Do this :: Copy out all lines that hold "check".

Records for the task ::
-------------------------

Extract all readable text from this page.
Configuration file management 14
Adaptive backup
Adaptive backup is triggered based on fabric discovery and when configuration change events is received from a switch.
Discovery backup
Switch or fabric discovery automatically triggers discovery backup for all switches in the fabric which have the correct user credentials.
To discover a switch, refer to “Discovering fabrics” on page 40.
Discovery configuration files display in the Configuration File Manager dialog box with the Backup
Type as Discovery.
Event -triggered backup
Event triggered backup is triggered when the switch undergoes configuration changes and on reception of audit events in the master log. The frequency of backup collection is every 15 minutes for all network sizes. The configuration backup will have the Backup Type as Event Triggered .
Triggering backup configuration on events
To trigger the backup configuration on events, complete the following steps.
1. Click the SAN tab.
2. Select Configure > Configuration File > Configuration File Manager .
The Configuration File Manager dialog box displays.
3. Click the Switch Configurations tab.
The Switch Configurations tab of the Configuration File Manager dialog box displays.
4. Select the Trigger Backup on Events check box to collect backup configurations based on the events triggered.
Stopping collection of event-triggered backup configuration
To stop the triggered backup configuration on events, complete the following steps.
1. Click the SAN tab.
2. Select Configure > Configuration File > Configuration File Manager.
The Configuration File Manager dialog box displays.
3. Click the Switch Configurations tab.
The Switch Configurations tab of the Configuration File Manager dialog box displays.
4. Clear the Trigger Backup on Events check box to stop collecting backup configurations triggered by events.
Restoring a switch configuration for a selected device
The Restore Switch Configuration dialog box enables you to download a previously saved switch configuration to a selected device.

-------------------------

Written solution ::
4. Select the Trigger Backup on Events check box to collect backup configurations based on the events triggered.
4. Clear the Trigger Backup on Events check box to stop collecting backup configurations triggered by events.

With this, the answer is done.